Check each line of the records for "Chefe"; collect those that have it.

RECORDS

* * * * * * * * *

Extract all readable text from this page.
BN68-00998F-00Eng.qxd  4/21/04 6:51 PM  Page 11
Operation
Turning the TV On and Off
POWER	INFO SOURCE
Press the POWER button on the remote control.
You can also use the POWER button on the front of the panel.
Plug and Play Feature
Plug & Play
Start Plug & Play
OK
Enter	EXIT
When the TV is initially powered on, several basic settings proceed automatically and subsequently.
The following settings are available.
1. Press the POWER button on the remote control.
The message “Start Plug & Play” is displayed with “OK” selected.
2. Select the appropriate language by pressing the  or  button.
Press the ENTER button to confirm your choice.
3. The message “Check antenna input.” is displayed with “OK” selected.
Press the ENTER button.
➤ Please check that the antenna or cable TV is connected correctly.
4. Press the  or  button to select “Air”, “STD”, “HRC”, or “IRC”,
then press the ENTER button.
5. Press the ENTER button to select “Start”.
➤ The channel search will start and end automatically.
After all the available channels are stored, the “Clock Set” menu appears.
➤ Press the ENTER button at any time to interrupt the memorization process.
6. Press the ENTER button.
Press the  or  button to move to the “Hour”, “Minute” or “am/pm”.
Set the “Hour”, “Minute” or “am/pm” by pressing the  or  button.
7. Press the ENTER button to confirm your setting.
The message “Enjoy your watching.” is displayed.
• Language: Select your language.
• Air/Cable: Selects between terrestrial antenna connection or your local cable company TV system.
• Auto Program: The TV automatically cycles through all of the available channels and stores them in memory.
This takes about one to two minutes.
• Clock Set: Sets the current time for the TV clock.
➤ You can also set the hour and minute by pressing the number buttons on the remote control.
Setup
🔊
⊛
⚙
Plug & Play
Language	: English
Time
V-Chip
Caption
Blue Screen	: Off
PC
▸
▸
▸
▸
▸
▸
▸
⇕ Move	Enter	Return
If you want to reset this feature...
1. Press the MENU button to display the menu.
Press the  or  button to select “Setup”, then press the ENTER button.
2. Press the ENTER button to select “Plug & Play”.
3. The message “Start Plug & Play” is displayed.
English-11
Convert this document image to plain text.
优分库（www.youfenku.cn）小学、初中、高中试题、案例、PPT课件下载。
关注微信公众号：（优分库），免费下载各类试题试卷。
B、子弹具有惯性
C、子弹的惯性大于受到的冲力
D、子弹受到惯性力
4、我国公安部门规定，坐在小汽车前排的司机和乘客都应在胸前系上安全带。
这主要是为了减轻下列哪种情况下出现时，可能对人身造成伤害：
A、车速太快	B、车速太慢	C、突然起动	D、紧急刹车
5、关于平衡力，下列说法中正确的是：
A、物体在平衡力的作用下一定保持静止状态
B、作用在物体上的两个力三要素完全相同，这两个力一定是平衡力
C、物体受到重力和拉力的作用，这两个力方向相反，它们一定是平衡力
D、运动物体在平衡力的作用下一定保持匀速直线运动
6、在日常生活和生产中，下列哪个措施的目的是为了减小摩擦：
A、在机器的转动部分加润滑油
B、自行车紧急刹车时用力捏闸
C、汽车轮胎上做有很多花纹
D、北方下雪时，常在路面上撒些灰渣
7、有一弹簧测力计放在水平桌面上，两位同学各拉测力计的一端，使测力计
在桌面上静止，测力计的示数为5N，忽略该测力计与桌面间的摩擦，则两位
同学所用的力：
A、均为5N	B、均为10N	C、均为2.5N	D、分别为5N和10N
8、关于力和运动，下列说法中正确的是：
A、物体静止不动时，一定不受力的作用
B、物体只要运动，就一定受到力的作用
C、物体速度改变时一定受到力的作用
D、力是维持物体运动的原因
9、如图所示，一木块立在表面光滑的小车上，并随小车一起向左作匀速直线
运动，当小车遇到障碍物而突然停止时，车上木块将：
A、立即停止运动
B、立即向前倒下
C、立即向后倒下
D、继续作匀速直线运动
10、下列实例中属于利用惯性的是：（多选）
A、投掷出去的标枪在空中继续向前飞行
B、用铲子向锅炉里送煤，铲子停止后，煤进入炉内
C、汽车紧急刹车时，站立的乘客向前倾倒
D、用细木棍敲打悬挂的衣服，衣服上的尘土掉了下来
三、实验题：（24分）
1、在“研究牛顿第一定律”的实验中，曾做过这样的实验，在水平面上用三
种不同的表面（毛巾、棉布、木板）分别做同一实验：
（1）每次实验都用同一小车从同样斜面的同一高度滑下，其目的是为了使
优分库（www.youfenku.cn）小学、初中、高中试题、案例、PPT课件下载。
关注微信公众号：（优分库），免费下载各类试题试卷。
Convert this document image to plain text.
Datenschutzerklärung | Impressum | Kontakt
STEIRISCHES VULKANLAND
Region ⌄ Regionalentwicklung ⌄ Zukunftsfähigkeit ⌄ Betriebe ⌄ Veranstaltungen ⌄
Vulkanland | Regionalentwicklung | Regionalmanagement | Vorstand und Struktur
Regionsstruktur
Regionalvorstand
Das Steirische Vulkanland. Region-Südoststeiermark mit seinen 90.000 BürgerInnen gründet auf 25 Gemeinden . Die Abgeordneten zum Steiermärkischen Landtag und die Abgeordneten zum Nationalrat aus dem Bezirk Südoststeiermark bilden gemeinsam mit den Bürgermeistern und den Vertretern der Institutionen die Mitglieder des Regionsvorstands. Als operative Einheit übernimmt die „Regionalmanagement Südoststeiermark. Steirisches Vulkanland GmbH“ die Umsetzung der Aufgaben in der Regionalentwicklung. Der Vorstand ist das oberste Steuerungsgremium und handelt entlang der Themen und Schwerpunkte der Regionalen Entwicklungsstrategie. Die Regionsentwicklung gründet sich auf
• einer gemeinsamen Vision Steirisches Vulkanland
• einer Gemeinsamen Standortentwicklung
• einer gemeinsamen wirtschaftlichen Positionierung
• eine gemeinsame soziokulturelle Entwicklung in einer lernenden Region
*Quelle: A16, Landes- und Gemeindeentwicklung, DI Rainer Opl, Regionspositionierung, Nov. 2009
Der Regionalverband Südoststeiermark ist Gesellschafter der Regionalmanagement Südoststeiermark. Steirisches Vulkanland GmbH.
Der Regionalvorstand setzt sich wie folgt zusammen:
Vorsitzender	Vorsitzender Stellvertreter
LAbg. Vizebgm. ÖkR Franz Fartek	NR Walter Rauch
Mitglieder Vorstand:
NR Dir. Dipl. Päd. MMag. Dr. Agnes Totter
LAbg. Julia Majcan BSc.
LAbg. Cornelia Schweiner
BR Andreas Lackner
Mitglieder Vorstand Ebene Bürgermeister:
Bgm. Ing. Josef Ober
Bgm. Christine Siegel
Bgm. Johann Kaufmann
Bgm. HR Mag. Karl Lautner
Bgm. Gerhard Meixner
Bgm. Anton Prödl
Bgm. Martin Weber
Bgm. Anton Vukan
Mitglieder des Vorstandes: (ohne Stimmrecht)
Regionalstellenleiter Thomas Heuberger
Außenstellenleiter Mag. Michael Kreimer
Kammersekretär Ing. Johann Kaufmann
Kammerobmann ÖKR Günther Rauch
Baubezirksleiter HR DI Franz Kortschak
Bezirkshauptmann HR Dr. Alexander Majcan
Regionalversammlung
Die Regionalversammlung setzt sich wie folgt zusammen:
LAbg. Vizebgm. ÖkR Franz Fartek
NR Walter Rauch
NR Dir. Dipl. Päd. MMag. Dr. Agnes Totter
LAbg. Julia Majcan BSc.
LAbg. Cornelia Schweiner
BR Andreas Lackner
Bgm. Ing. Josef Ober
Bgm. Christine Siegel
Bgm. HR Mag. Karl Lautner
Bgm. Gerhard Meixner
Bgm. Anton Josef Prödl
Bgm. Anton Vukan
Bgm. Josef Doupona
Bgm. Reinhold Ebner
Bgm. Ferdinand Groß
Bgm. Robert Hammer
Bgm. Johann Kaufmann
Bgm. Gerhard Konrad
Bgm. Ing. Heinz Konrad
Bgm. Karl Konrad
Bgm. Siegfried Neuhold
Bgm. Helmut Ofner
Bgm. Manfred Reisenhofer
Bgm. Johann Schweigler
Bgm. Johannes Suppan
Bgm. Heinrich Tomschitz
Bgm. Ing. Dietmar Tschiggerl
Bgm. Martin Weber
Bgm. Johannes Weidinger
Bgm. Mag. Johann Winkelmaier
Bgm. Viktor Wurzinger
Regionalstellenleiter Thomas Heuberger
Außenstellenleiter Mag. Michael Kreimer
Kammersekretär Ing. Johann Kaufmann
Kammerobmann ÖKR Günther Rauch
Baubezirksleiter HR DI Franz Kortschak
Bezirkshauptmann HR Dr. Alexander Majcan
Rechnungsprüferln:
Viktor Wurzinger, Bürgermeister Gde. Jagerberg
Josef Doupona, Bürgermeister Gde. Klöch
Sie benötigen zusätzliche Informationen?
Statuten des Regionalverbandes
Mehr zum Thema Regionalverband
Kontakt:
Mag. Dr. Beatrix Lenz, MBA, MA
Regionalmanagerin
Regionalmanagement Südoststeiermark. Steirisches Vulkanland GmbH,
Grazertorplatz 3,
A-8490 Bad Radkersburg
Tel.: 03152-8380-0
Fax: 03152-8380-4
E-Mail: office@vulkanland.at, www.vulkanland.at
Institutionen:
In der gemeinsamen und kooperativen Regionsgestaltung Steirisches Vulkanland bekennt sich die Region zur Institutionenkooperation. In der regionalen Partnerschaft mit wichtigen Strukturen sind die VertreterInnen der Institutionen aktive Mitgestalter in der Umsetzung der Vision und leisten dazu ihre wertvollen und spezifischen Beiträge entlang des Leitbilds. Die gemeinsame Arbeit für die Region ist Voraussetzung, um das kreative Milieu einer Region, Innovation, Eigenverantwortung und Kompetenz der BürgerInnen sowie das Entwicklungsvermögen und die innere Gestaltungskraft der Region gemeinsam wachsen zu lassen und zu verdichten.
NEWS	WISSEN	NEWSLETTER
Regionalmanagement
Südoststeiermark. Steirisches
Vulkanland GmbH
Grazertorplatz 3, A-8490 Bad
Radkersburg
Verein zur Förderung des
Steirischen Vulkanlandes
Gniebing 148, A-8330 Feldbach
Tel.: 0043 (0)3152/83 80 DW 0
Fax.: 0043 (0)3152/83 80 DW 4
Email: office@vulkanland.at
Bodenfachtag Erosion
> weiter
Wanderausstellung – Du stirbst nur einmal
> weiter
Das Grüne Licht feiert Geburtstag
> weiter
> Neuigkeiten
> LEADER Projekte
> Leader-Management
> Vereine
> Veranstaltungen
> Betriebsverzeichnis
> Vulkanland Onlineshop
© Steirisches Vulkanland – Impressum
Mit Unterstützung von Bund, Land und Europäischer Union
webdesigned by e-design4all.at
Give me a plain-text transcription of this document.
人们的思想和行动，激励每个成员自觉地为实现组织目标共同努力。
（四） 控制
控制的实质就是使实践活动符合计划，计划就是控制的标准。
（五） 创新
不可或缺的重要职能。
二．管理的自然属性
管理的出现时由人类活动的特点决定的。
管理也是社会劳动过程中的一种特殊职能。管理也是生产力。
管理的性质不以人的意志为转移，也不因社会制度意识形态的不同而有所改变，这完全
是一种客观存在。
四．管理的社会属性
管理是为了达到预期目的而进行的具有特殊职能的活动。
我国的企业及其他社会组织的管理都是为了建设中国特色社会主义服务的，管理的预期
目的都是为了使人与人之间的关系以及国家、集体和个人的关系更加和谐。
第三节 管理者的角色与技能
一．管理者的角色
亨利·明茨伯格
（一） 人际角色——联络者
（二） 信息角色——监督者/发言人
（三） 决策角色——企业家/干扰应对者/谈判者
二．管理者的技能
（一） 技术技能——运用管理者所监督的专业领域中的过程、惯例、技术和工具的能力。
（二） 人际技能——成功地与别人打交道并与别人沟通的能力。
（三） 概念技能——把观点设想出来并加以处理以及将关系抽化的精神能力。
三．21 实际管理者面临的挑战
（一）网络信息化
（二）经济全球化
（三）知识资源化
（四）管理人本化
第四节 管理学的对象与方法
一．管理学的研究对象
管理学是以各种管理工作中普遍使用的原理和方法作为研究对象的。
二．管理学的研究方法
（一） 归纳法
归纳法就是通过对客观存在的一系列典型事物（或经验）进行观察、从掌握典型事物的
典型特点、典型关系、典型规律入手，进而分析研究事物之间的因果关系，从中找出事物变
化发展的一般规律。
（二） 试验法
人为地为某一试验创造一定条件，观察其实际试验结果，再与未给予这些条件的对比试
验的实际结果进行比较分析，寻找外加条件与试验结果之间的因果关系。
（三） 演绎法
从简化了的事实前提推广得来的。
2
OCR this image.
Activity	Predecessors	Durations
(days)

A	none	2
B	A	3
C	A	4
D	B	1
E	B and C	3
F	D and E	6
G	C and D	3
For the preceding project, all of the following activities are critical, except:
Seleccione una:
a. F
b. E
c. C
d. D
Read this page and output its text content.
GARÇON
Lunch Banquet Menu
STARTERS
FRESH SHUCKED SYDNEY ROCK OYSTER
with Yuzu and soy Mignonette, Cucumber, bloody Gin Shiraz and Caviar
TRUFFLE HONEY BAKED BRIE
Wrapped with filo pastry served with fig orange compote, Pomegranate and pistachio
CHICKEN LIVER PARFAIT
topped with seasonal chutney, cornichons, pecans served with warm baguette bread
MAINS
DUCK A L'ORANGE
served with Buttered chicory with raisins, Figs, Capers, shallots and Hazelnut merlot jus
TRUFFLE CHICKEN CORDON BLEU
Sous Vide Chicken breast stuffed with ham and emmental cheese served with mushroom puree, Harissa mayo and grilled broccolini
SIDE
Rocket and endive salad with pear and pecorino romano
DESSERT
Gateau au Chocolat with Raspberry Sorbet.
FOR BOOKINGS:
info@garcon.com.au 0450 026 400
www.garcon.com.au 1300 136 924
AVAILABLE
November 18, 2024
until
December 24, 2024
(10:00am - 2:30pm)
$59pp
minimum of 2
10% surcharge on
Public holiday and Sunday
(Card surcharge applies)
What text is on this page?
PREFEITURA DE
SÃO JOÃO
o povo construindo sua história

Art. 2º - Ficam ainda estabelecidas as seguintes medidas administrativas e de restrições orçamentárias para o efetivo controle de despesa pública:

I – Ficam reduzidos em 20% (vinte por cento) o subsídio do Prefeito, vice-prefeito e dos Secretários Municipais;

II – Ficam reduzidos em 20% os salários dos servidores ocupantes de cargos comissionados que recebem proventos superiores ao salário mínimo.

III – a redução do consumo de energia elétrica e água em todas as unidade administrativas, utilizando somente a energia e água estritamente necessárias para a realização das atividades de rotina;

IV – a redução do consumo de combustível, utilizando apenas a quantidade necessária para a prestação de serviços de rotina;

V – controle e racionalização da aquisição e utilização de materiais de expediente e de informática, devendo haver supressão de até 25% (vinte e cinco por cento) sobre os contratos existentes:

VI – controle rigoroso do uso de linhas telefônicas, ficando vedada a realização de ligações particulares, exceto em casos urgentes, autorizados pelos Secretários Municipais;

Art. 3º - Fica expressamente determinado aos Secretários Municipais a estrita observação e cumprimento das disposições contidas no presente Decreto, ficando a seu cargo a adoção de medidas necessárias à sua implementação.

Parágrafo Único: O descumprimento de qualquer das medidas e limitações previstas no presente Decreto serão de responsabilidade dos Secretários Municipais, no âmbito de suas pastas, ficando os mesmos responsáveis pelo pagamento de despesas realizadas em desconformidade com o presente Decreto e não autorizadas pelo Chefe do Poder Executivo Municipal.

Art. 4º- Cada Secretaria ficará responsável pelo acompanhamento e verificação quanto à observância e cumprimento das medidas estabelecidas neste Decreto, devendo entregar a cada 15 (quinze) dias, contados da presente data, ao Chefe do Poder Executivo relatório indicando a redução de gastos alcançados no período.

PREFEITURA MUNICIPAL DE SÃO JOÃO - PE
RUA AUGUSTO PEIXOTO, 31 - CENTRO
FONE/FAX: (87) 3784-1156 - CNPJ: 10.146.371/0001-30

* * * * * * * * *

EXPECTED ANSWER
Parágrafo Único: O descumprimento de qualquer das medidas e limitações previstas no presente Decreto serão de responsabilidade dos Secretários Municipais, no âmbito de suas pastas, ficando os mesmos responsáveis pelo pagamento de despesas realizadas em desconformidade com o presente Decreto e não autorizadas pelo Chefe do Poder Executivo Municipal.
Art. 4º- Cada Secretaria ficará responsável pelo acompanhamento e verificação quanto à observância e cumprimento das medidas estabelecidas neste Decreto, devendo entregar a cada 15 (quinze) dias, contados da presente data, ao Chefe do Poder Executivo relatório indicando a redução de gastos alcançados no período.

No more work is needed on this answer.